OBJECTIVE => Find and return each line containing "content".

EXERCISE INPUT =>

· · · · · · ·

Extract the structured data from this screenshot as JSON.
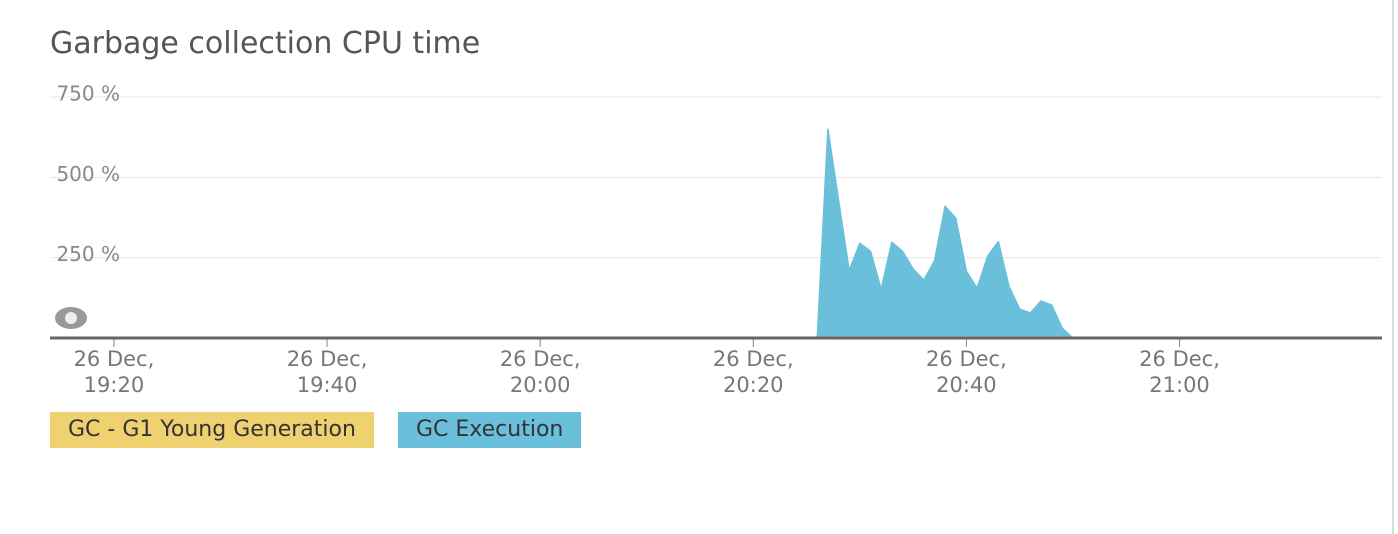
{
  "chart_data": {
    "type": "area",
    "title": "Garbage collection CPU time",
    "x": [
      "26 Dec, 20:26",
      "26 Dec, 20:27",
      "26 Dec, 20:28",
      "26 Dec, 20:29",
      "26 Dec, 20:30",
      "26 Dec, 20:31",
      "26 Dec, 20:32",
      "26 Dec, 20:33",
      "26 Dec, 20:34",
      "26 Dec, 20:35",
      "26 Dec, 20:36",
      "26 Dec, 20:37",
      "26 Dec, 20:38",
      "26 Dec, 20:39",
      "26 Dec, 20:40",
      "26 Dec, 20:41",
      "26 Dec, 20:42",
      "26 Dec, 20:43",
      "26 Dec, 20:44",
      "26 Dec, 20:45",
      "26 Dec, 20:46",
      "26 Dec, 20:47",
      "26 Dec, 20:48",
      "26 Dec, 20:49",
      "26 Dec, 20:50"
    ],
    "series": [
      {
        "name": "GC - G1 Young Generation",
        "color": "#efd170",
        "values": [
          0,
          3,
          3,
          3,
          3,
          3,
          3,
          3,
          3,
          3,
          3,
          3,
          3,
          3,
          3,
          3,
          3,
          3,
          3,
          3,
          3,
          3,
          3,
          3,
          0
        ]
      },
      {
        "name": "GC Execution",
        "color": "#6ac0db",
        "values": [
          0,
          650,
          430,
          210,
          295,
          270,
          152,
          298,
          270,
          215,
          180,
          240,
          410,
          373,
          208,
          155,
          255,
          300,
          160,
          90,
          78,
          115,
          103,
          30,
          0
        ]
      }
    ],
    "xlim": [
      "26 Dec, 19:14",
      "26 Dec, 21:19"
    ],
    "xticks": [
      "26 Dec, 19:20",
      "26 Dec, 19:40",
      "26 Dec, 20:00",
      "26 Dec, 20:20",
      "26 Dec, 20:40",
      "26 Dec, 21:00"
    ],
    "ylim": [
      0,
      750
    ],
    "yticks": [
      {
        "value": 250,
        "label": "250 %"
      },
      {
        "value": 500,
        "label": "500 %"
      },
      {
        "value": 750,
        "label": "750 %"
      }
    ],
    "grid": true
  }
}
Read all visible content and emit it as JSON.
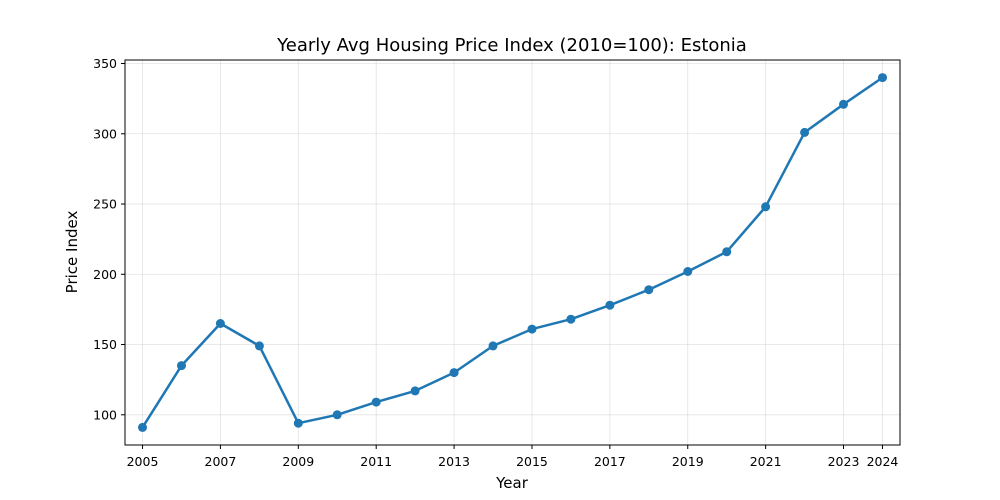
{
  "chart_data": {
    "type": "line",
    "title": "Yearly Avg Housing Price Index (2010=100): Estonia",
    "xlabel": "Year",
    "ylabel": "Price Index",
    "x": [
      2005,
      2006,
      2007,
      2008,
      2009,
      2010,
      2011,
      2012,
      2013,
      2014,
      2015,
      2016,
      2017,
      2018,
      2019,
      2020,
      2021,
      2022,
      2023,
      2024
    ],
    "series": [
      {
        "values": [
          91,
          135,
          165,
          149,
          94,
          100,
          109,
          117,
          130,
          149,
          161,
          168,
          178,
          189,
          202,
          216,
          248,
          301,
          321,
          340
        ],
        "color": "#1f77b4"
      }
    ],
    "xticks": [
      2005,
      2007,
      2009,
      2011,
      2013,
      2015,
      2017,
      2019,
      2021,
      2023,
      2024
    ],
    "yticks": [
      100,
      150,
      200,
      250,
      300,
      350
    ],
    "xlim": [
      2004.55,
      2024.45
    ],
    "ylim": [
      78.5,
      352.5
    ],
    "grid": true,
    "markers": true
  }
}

· · · · · · ·

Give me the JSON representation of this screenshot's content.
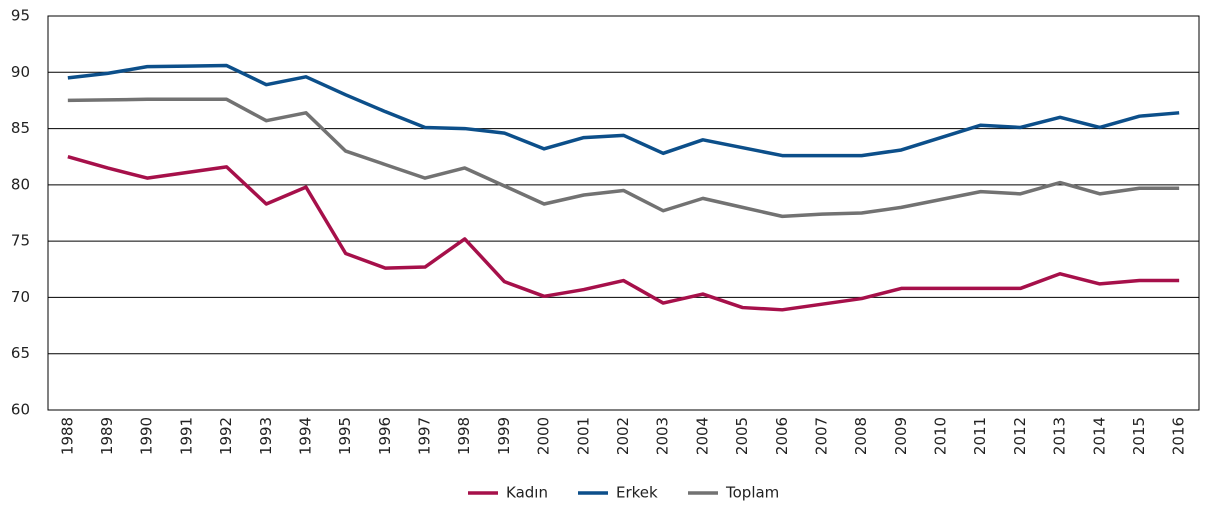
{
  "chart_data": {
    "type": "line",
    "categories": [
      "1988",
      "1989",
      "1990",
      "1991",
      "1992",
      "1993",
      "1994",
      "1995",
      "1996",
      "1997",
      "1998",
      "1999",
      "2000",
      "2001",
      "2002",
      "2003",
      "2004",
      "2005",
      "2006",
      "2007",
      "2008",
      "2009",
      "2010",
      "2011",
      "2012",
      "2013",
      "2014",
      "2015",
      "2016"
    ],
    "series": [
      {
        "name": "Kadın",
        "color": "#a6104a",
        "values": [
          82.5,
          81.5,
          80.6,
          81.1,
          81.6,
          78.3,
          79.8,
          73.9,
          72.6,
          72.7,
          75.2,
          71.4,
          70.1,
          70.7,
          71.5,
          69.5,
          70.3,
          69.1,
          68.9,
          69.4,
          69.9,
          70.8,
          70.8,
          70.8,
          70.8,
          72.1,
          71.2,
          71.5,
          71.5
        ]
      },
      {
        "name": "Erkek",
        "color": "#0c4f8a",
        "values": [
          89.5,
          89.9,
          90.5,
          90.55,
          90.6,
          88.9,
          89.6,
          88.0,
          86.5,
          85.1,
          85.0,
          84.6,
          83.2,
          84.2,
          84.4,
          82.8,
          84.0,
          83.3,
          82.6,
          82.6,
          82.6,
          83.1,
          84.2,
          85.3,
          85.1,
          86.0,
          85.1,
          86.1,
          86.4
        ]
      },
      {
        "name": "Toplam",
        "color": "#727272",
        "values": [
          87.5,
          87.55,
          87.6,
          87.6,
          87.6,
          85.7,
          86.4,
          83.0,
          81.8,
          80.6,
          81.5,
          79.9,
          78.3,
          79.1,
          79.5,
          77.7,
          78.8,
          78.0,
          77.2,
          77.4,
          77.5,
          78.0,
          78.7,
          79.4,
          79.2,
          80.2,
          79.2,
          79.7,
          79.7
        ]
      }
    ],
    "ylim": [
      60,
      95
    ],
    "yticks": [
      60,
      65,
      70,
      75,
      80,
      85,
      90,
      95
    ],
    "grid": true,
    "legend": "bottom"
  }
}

· · · · · · ·

RESULT =>
Read all visible content and emit it as JSON.
Give me the JSON representation of this screenshot's content.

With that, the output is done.